>> begin Provided entries

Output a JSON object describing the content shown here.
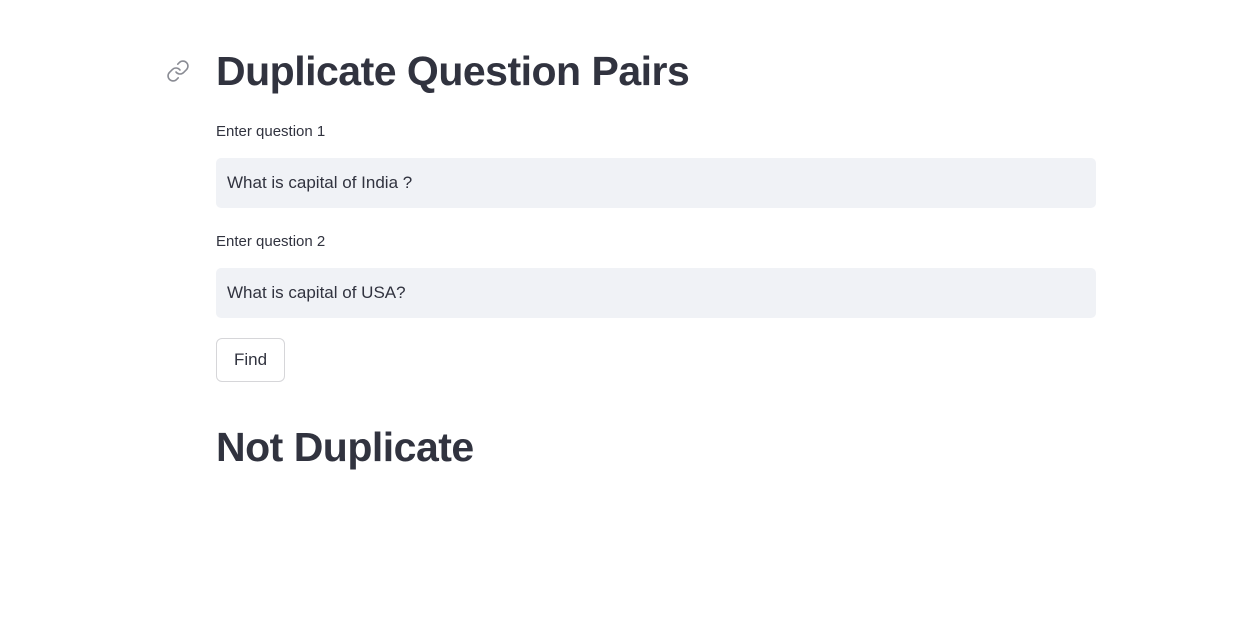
{
  "page": {
    "title": "Duplicate Question Pairs",
    "anchor_icon": "link-icon"
  },
  "form": {
    "question1": {
      "label": "Enter question 1",
      "value": "What is capital of India ?"
    },
    "question2": {
      "label": "Enter question 2",
      "value": "What is capital of USA?"
    },
    "submit_label": "Find"
  },
  "result": {
    "text": "Not Duplicate"
  },
  "colors": {
    "text": "#31333f",
    "input_background": "#f0f2f6",
    "button_border": "#d6d6d9",
    "icon": "#8a8c94"
  }
}
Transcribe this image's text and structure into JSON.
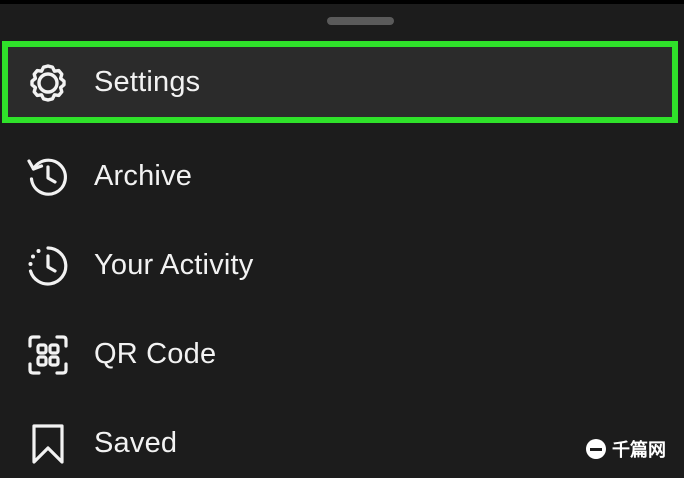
{
  "menu": {
    "items": [
      {
        "label": "Settings",
        "icon": "gear-icon",
        "highlighted": true
      },
      {
        "label": "Archive",
        "icon": "history-icon",
        "highlighted": false
      },
      {
        "label": "Your Activity",
        "icon": "activity-icon",
        "highlighted": false
      },
      {
        "label": "QR Code",
        "icon": "qr-code-icon",
        "highlighted": false
      },
      {
        "label": "Saved",
        "icon": "bookmark-icon",
        "highlighted": false
      }
    ]
  },
  "watermark": {
    "text": "千篇网"
  },
  "colors": {
    "background": "#1c1c1c",
    "highlight_border": "#2fe12a",
    "text": "#f2f2f2"
  }
}
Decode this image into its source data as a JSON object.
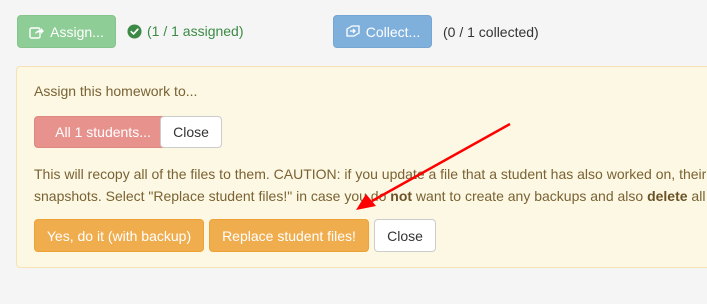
{
  "top": {
    "assign_label": "Assign...",
    "assigned_status": "(1 / 1 assigned)",
    "collect_label": "Collect...",
    "collected_status": "(0 / 1 collected)"
  },
  "panel": {
    "prompt": "Assign this homework to...",
    "all_students_label": "All 1 students...",
    "close_label": "Close",
    "caution_line1_a": "This will recopy all of the files to them. CAUTION: if you update a file that a student has also worked on, their",
    "caution_line2_a": "snapshots. Select \"Replace student files!\" in case you do ",
    "caution_line2_not": "not",
    "caution_line2_b": " want to create any backups and also ",
    "caution_line2_delete": "delete",
    "caution_line2_c": " all",
    "yes_label": "Yes, do it (with backup)",
    "replace_label": "Replace student files!",
    "close2_label": "Close"
  },
  "colors": {
    "assign_green": "#8fcd96",
    "collect_blue": "#7fb0dc",
    "danger_red": "#e8928d",
    "warning_orange": "#f0ad4e",
    "panel_bg": "#fcf8e3",
    "annotation_arrow": "#ff0000"
  },
  "icons": {
    "assign": "share-square-icon",
    "assigned_status": "check-circle-icon",
    "collect": "collect-icon",
    "annotation": "red-arrow-annotation"
  }
}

>> end Provided entries

Task goal
Repeat the data exactly, without the pictures.

Result for this task
Output a JSON object describing the content shown here.
{
  "page": {
    "title": "Duplicate Question Pairs",
    "anchor_icon": "link-icon"
  },
  "form": {
    "question1": {
      "label": "Enter question 1",
      "value": "What is capital of India ?"
    },
    "question2": {
      "label": "Enter question 2",
      "value": "What is capital of USA?"
    },
    "submit_label": "Find"
  },
  "result": {
    "text": "Not Duplicate"
  },
  "colors": {
    "text": "#31333f",
    "input_background": "#f0f2f6",
    "button_border": "#d6d6d9",
    "icon": "#8a8c94"
  }
}
Transcribe this image's text and structure into JSON.
{
  "menu": {
    "items": [
      {
        "label": "Settings",
        "icon": "gear-icon",
        "highlighted": true
      },
      {
        "label": "Archive",
        "icon": "history-icon",
        "highlighted": false
      },
      {
        "label": "Your Activity",
        "icon": "activity-icon",
        "highlighted": false
      },
      {
        "label": "QR Code",
        "icon": "qr-code-icon",
        "highlighted": false
      },
      {
        "label": "Saved",
        "icon": "bookmark-icon",
        "highlighted": false
      }
    ]
  },
  "watermark": {
    "text": "千篇网"
  },
  "colors": {
    "background": "#1c1c1c",
    "highlight_border": "#2fe12a",
    "text": "#f2f2f2"
  }
}
Decode this image into its source data as a JSON object.
{
  "top": {
    "assign_label": "Assign...",
    "assigned_status": "(1 / 1 assigned)",
    "collect_label": "Collect...",
    "collected_status": "(0 / 1 collected)"
  },
  "panel": {
    "prompt": "Assign this homework to...",
    "all_students_label": "All 1 students...",
    "close_label": "Close",
    "caution_line1_a": "This will recopy all of the files to them. CAUTION: if you update a file that a student has also worked on, their",
    "caution_line2_a": "snapshots. Select \"Replace student files!\" in case you do ",
    "caution_line2_not": "not",
    "caution_line2_b": " want to create any backups and also ",
    "caution_line2_delete": "delete",
    "caution_line2_c": " all",
    "yes_label": "Yes, do it (with backup)",
    "replace_label": "Replace student files!",
    "close2_label": "Close"
  },
  "colors": {
    "assign_green": "#8fcd96",
    "collect_blue": "#7fb0dc",
    "danger_red": "#e8928d",
    "warning_orange": "#f0ad4e",
    "panel_bg": "#fcf8e3",
    "annotation_arrow": "#ff0000"
  },
  "icons": {
    "assign": "share-square-icon",
    "assigned_status": "check-circle-icon",
    "collect": "collect-icon",
    "annotation": "red-arrow-annotation"
  }
}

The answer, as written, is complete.